— What you have to do —
Repeat each entry exactly and drop the pictures.

— Records provided —
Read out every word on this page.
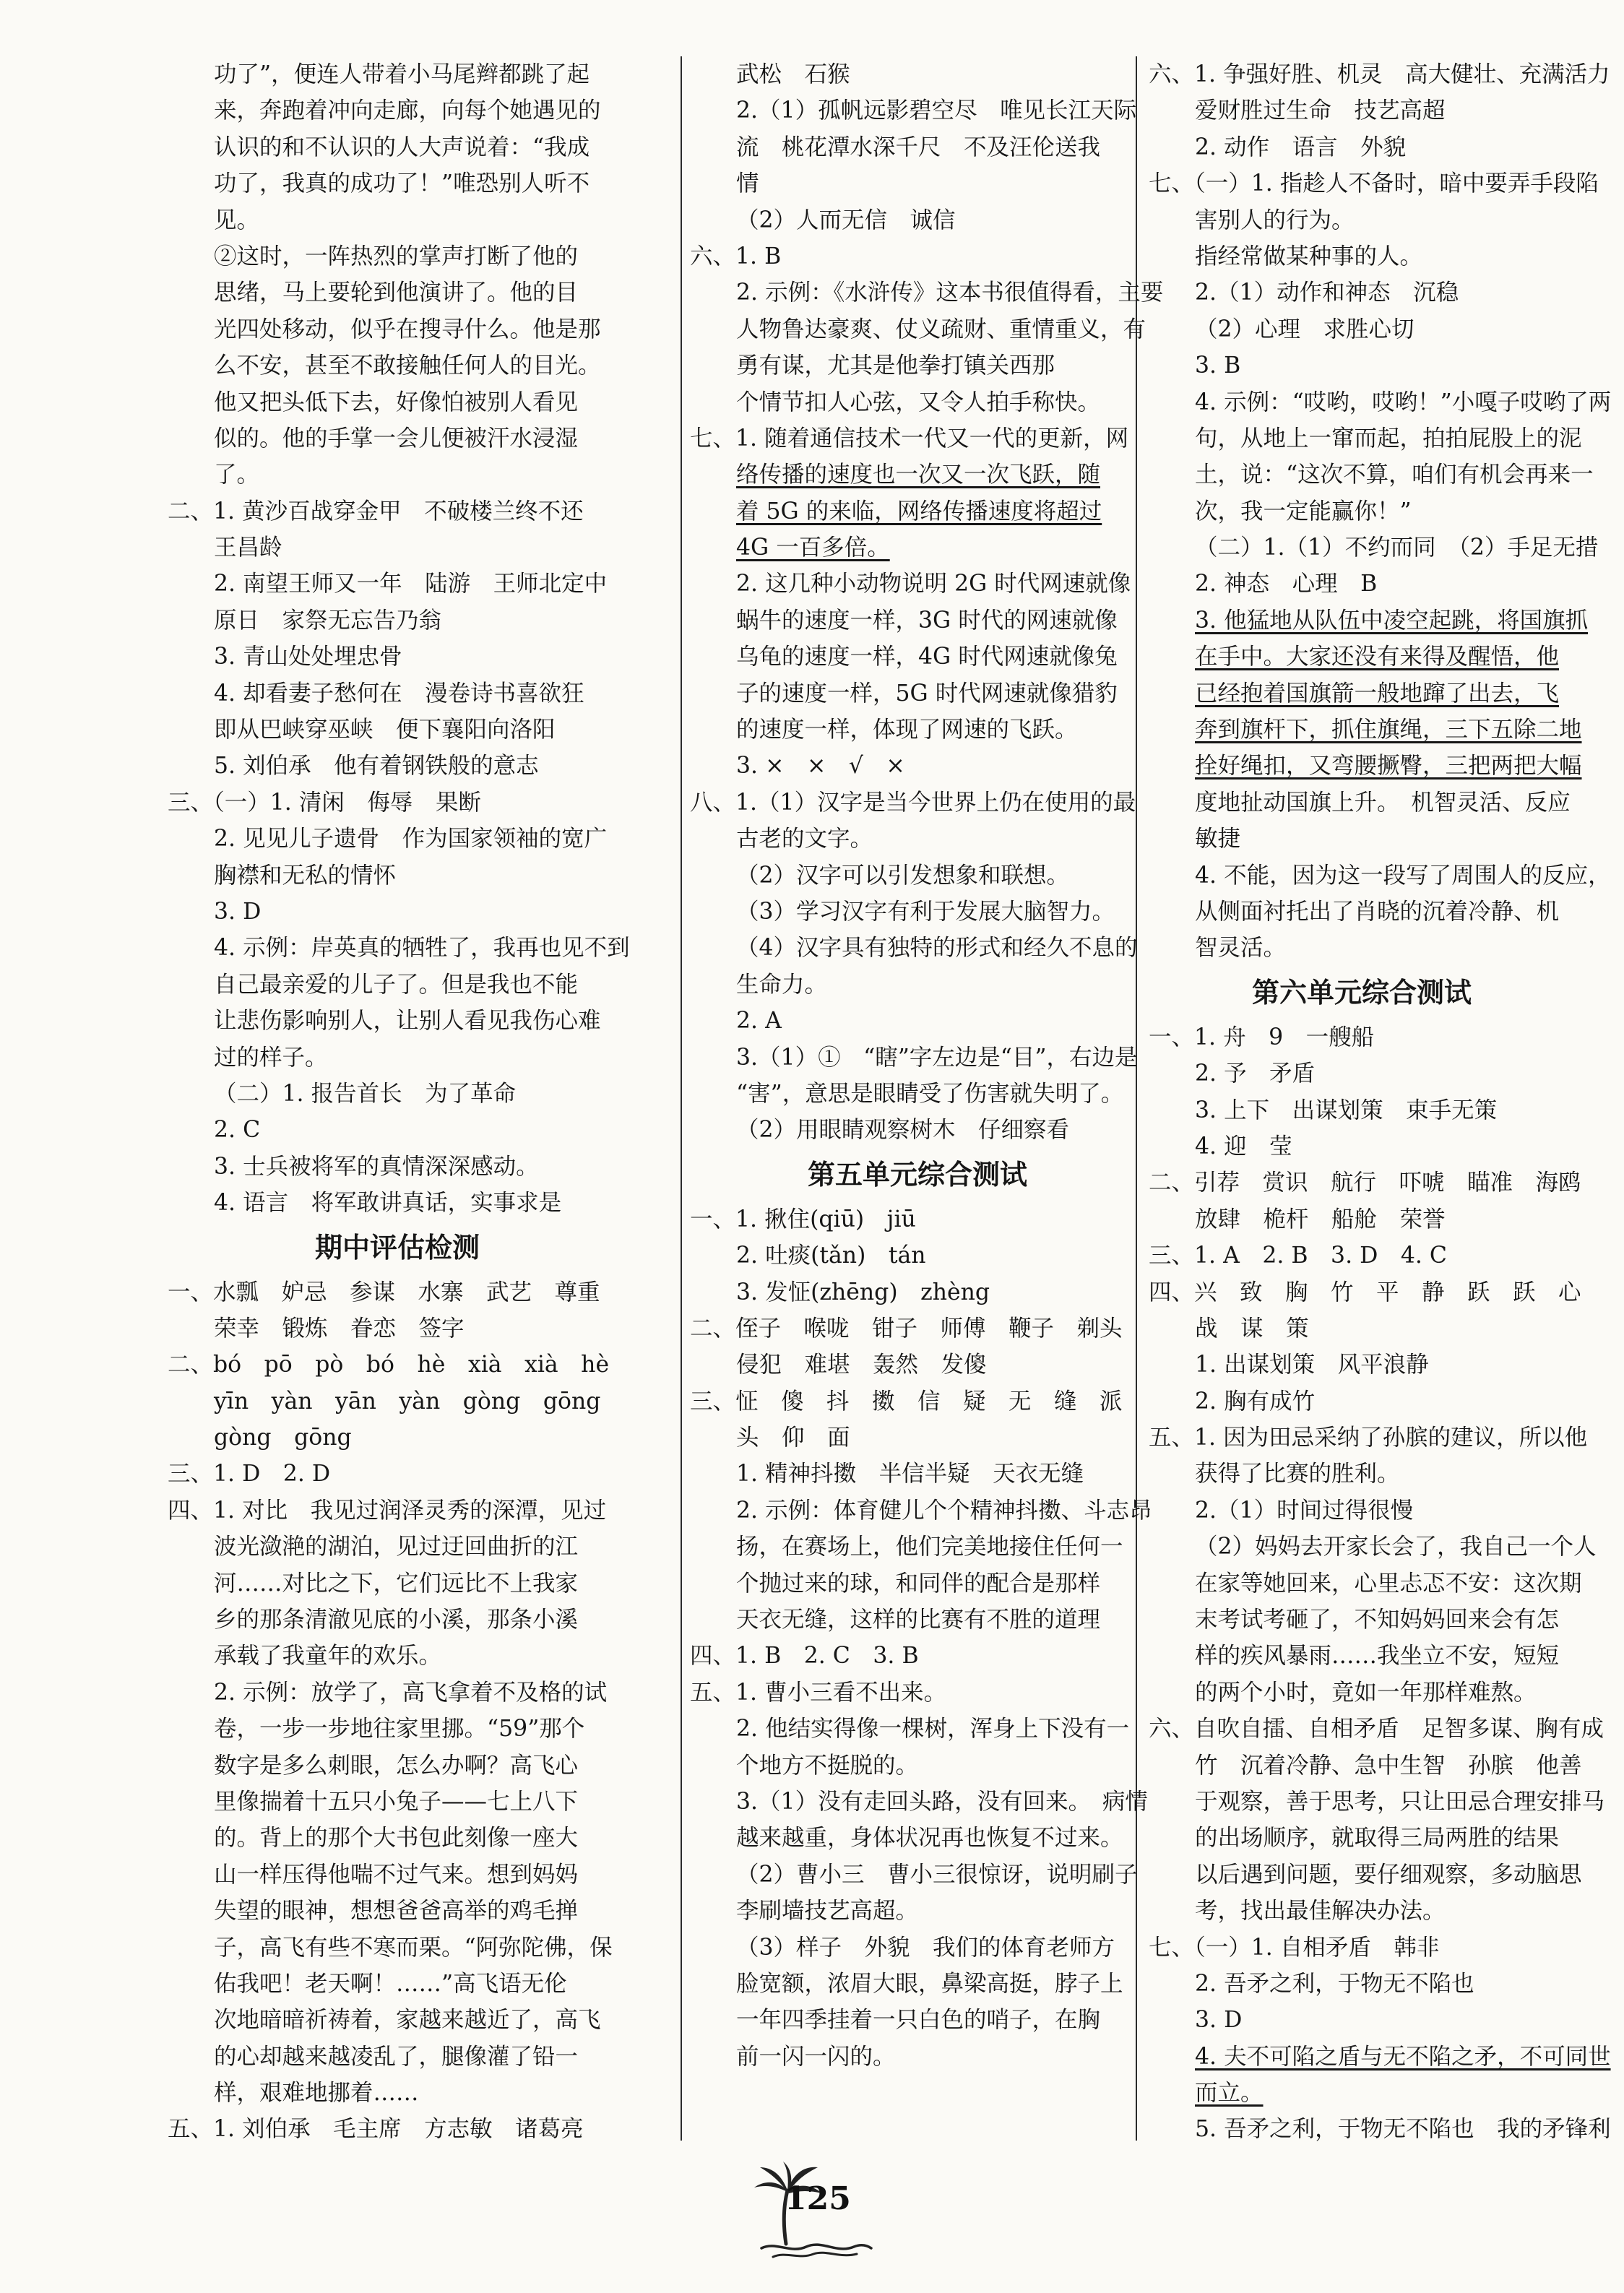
功了”，便连人带着小马尾辫都跳了起
来，奔跑着冲向走廊，向每个她遇见的
认识的和不认识的人大声说着：“我成
功了，我真的成功了！”唯恐别人听不
见。
②这时，一阵热烈的掌声打断了他的
思绪，马上要轮到他演讲了。他的目
光四处移动，似乎在搜寻什么。他是那
么不安，甚至不敢接触任何人的目光。
他又把头低下去，好像怕被别人看见
似的。他的手掌一会儿便被汗水浸湿
了。
二、1. 黄沙百战穿金甲　不破楼兰终不还
王昌龄
2. 南望王师又一年　陆游　王师北定中
原日　家祭无忘告乃翁
3. 青山处处埋忠骨
4. 却看妻子愁何在　漫卷诗书喜欲狂
即从巴峡穿巫峡　便下襄阳向洛阳
5. 刘伯承　他有着钢铁般的意志
三、（一）1. 清闲　侮辱　果断
2. 见见儿子遗骨　作为国家领袖的宽广
胸襟和无私的情怀
3. D
4. 示例：岸英真的牺牲了，我再也见不到
自己最亲爱的儿子了。但是我也不能
让悲伤影响别人，让别人看见我伤心难
过的样子。
（二）1. 报告首长　为了革命
2. C
3. 士兵被将军的真情深深感动。
4. 语言　将军敢讲真话，实事求是
期中评估检测
一、水瓢　妒忌　参谋　水寨　武艺　尊重
荣幸　锻炼　眷恋　签字
二、bó　pō　pò　bó　hè　xià　xià　hè
yīn　yàn　yān　yàn　gòng　gōng
gòng　gōng
三、1. D　2. D
四、1. 对比　我见过润泽灵秀的深潭，见过
波光潋滟的湖泊，见过迂回曲折的江
河……对比之下，它们远比不上我家
乡的那条清澈见底的小溪，那条小溪
承载了我童年的欢乐。
2. 示例：放学了，高飞拿着不及格的试
卷，一步一步地往家里挪。“59”那个
数字是多么刺眼，怎么办啊？高飞心
里像揣着十五只小兔子——七上八下
的。背上的那个大书包此刻像一座大
山一样压得他喘不过气来。想到妈妈
失望的眼神，想想爸爸高举的鸡毛掸
子，高飞有些不寒而栗。“阿弥陀佛，保
佑我吧！老天啊！……”高飞语无伦
次地暗暗祈祷着，家越来越近了，高飞
的心却越来越凌乱了，腿像灌了铅一
样，艰难地挪着……
五、1. 刘伯承　毛主席　方志敏　诸葛亮
武松　石猴
2.（1）孤帆远影碧空尽　唯见长江天际
流　桃花潭水深千尺　不及汪伦送我
情
（2）人而无信　诚信
六、1. B
2. 示例：《水浒传》这本书很值得看，主要
人物鲁达豪爽、仗义疏财、重情重义，有
勇有谋，尤其是他拳打镇关西那
个情节扣人心弦，又令人拍手称快。
七、1. 随着通信技术一代又一代的更新，网
络传播的速度也一次又一次飞跃，随
着 5G 的来临，网络传播速度将超过
4G 一百多倍。
2. 这几种小动物说明 2G 时代网速就像
蜗牛的速度一样，3G 时代的网速就像
乌龟的速度一样，4G 时代网速就像兔
子的速度一样，5G 时代网速就像猎豹
的速度一样，体现了网速的飞跃。
3. ×　×　√　×
八、1.（1）汉字是当今世界上仍在使用的最
古老的文字。
（2）汉字可以引发想象和联想。
（3）学习汉字有利于发展大脑智力。
（4）汉字具有独特的形式和经久不息的
生命力。
2. A
3.（1）①　“瞎”字左边是“目”，右边是
“害”，意思是眼睛受了伤害就失明了。
（2）用眼睛观察树木　仔细察看
第五单元综合测试
一、1. 揪住(qiū)　jiū
2. 吐痰(tǎn)　tán
3. 发怔(zhēng)　zhèng
二、侄子　喉咙　钳子　师傅　鞭子　剃头
侵犯　难堪　轰然　发傻
三、怔　傻　抖　擞　信　疑　无　缝　派
头　仰　面
1. 精神抖擞　半信半疑　天衣无缝
2. 示例：体育健儿个个精神抖擞、斗志昂
扬，在赛场上，他们完美地接住任何一
个抛过来的球，和同伴的配合是那样
天衣无缝，这样的比赛有不胜的道理
四、1. B　2. C　3. B
五、1. 曹小三看不出来。
2. 他结实得像一棵树，浑身上下没有一
个地方不挺脱的。
3.（1）没有走回头路，没有回来。　病情
越来越重，身体状况再也恢复不过来。
（2）曹小三　曹小三很惊讶，说明刷子
李刷墙技艺高超。
（3）样子　外貌　我们的体育老师方
脸宽额，浓眉大眼，鼻梁高挺，脖子上
一年四季挂着一只白色的哨子，在胸
前一闪一闪的。
六、1. 争强好胜、机灵　高大健壮、充满活力
爱财胜过生命　技艺高超
2. 动作　语言　外貌
七、（一）1. 指趁人不备时，暗中要弄手段陷
害别人的行为。
指经常做某种事的人。
2.（1）动作和神态　沉稳
（2）心理　求胜心切
3. B
4. 示例：“哎哟，哎哟！”小嘎子哎哟了两
句，从地上一窜而起，拍拍屁股上的泥
土，说：“这次不算，咱们有机会再来一
次，我一定能赢你！”
（二）1.（1）不约而同　（2）手足无措
2. 神态　心理　B
3. 他猛地从队伍中凌空起跳，将国旗抓
在手中。大家还没有来得及醒悟，他
已经抱着国旗箭一般地蹿了出去，飞
奔到旗杆下，抓住旗绳，三下五除二地
拴好绳扣，又弯腰撅臀，三把两把大幅
度地扯动国旗上升。　机智灵活、反应
敏捷
4. 不能，因为这一段写了周围人的反应，
从侧面衬托出了肖晓的沉着冷静、机
智灵活。
第六单元综合测试
一、1. 舟　9　一艘船
2. 予　矛盾
3. 上下　出谋划策　束手无策
4. 迎　莹
二、引荐　赏识　航行　吓唬　瞄准　海鸥
放肆　桅杆　船舱　荣誉
三、1. A　2. B　3. D　4. C
四、兴　致　胸　竹　平　静　跃　跃　心
战　谋　策
1. 出谋划策　风平浪静
2. 胸有成竹
五、1. 因为田忌采纳了孙膑的建议，所以他
获得了比赛的胜利。
2.（1）时间过得很慢
（2）妈妈去开家长会了，我自己一个人
在家等她回来，心里忐忑不安：这次期
末考试考砸了，不知妈妈回来会有怎
样的疾风暴雨……我坐立不安，短短
的两个小时，竟如一年那样难熬。
六、自吹自擂、自相矛盾　足智多谋、胸有成
竹　沉着冷静、急中生智　孙膑　他善
于观察，善于思考，只让田忌合理安排马
的出场顺序，就取得三局两胜的结果
以后遇到问题，要仔细观察，多动脑思
考，找出最佳解决办法。
七、（一）1. 自相矛盾　韩非
2. 吾矛之利，于物无不陷也
3. D
4. 夫不可陷之盾与无不陷之矛，不可同世
而立。
5. 吾矛之利，于物无不陷也　我的矛锋利
125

— Final result —
Read out every word on this page.
功了”，便连人带着小马尾辫都跳了起
来，奔跑着冲向走廊，向每个她遇见的
认识的和不认识的人大声说着：“我成
功了，我真的成功了！”唯恐别人听不
见。
②这时，一阵热烈的掌声打断了他的
思绪，马上要轮到他演讲了。他的目
光四处移动，似乎在搜寻什么。他是那
么不安，甚至不敢接触任何人的目光。
他又把头低下去，好像怕被别人看见
似的。他的手掌一会儿便被汗水浸湿
了。
二、1. 黄沙百战穿金甲　不破楼兰终不还
王昌龄
2. 南望王师又一年　陆游　王师北定中
原日　家祭无忘告乃翁
3. 青山处处埋忠骨
4. 却看妻子愁何在　漫卷诗书喜欲狂
即从巴峡穿巫峡　便下襄阳向洛阳
5. 刘伯承　他有着钢铁般的意志
三、（一）1. 清闲　侮辱　果断
2. 见见儿子遗骨　作为国家领袖的宽广
胸襟和无私的情怀
3. D
4. 示例：岸英真的牺牲了，我再也见不到
自己最亲爱的儿子了。但是我也不能
让悲伤影响别人，让别人看见我伤心难
过的样子。
（二）1. 报告首长　为了革命
2. C
3. 士兵被将军的真情深深感动。
4. 语言　将军敢讲真话，实事求是
期中评估检测
一、水瓢　妒忌　参谋　水寨　武艺　尊重
荣幸　锻炼　眷恋　签字
二、bó　pō　pò　bó　hè　xià　xià　hè
yīn　yàn　yān　yàn　gòng　gōng
gòng　gōng
三、1. D　2. D
四、1. 对比　我见过润泽灵秀的深潭，见过
波光潋滟的湖泊，见过迂回曲折的江
河……对比之下，它们远比不上我家
乡的那条清澈见底的小溪，那条小溪
承载了我童年的欢乐。
2. 示例：放学了，高飞拿着不及格的试
卷，一步一步地往家里挪。“59”那个
数字是多么刺眼，怎么办啊？高飞心
里像揣着十五只小兔子——七上八下
的。背上的那个大书包此刻像一座大
山一样压得他喘不过气来。想到妈妈
失望的眼神，想想爸爸高举的鸡毛掸
子，高飞有些不寒而栗。“阿弥陀佛，保
佑我吧！老天啊！……”高飞语无伦
次地暗暗祈祷着，家越来越近了，高飞
的心却越来越凌乱了，腿像灌了铅一
样，艰难地挪着……
五、1. 刘伯承　毛主席　方志敏　诸葛亮
武松　石猴
2.（1）孤帆远影碧空尽　唯见长江天际
流　桃花潭水深千尺　不及汪伦送我
情
（2）人而无信　诚信
六、1. B
2. 示例：《水浒传》这本书很值得看，主要
人物鲁达豪爽、仗义疏财、重情重义，有
勇有谋，尤其是他拳打镇关西那
个情节扣人心弦，又令人拍手称快。
七、1. 随着通信技术一代又一代的更新，网
络传播的速度也一次又一次飞跃，随
着 5G 的来临，网络传播速度将超过
4G 一百多倍。
2. 这几种小动物说明 2G 时代网速就像
蜗牛的速度一样，3G 时代的网速就像
乌龟的速度一样，4G 时代网速就像兔
子的速度一样，5G 时代网速就像猎豹
的速度一样，体现了网速的飞跃。
3. ×　×　√　×
八、1.（1）汉字是当今世界上仍在使用的最
古老的文字。
（2）汉字可以引发想象和联想。
（3）学习汉字有利于发展大脑智力。
（4）汉字具有独特的形式和经久不息的
生命力。
2. A
3.（1）①　“瞎”字左边是“目”，右边是
“害”，意思是眼睛受了伤害就失明了。
（2）用眼睛观察树木　仔细察看
第五单元综合测试
一、1. 揪住(qiū)　jiū
2. 吐痰(tǎn)　tán
3. 发怔(zhēng)　zhèng
二、侄子　喉咙　钳子　师傅　鞭子　剃头
侵犯　难堪　轰然　发傻
三、怔　傻　抖　擞　信　疑　无　缝　派
头　仰　面
1. 精神抖擞　半信半疑　天衣无缝
2. 示例：体育健儿个个精神抖擞、斗志昂
扬，在赛场上，他们完美地接住任何一
个抛过来的球，和同伴的配合是那样
天衣无缝，这样的比赛有不胜的道理
四、1. B　2. C　3. B
五、1. 曹小三看不出来。
2. 他结实得像一棵树，浑身上下没有一
个地方不挺脱的。
3.（1）没有走回头路，没有回来。　病情
越来越重，身体状况再也恢复不过来。
（2）曹小三　曹小三很惊讶，说明刷子
李刷墙技艺高超。
（3）样子　外貌　我们的体育老师方
脸宽额，浓眉大眼，鼻梁高挺，脖子上
一年四季挂着一只白色的哨子，在胸
前一闪一闪的。
六、1. 争强好胜、机灵　高大健壮、充满活力
爱财胜过生命　技艺高超
2. 动作　语言　外貌
七、（一）1. 指趁人不备时，暗中要弄手段陷
害别人的行为。
指经常做某种事的人。
2.（1）动作和神态　沉稳
（2）心理　求胜心切
3. B
4. 示例：“哎哟，哎哟！”小嘎子哎哟了两
句，从地上一窜而起，拍拍屁股上的泥
土，说：“这次不算，咱们有机会再来一
次，我一定能赢你！”
（二）1.（1）不约而同　（2）手足无措
2. 神态　心理　B
3. 他猛地从队伍中凌空起跳，将国旗抓
在手中。大家还没有来得及醒悟，他
已经抱着国旗箭一般地蹿了出去，飞
奔到旗杆下，抓住旗绳，三下五除二地
拴好绳扣，又弯腰撅臀，三把两把大幅
度地扯动国旗上升。　机智灵活、反应
敏捷
4. 不能，因为这一段写了周围人的反应，
从侧面衬托出了肖晓的沉着冷静、机
智灵活。
第六单元综合测试
一、1. 舟　9　一艘船
2. 予　矛盾
3. 上下　出谋划策　束手无策
4. 迎　莹
二、引荐　赏识　航行　吓唬　瞄准　海鸥
放肆　桅杆　船舱　荣誉
三、1. A　2. B　3. D　4. C
四、兴　致　胸　竹　平　静　跃　跃　心
战　谋　策
1. 出谋划策　风平浪静
2. 胸有成竹
五、1. 因为田忌采纳了孙膑的建议，所以他
获得了比赛的胜利。
2.（1）时间过得很慢
（2）妈妈去开家长会了，我自己一个人
在家等她回来，心里忐忑不安：这次期
末考试考砸了，不知妈妈回来会有怎
样的疾风暴雨……我坐立不安，短短
的两个小时，竟如一年那样难熬。
六、自吹自擂、自相矛盾　足智多谋、胸有成
竹　沉着冷静、急中生智　孙膑　他善
于观察，善于思考，只让田忌合理安排马
的出场顺序，就取得三局两胜的结果
以后遇到问题，要仔细观察，多动脑思
考，找出最佳解决办法。
七、（一）1. 自相矛盾　韩非
2. 吾矛之利，于物无不陷也
3. D
4. 夫不可陷之盾与无不陷之矛，不可同世
而立。
5. 吾矛之利，于物无不陷也　我的矛锋利
125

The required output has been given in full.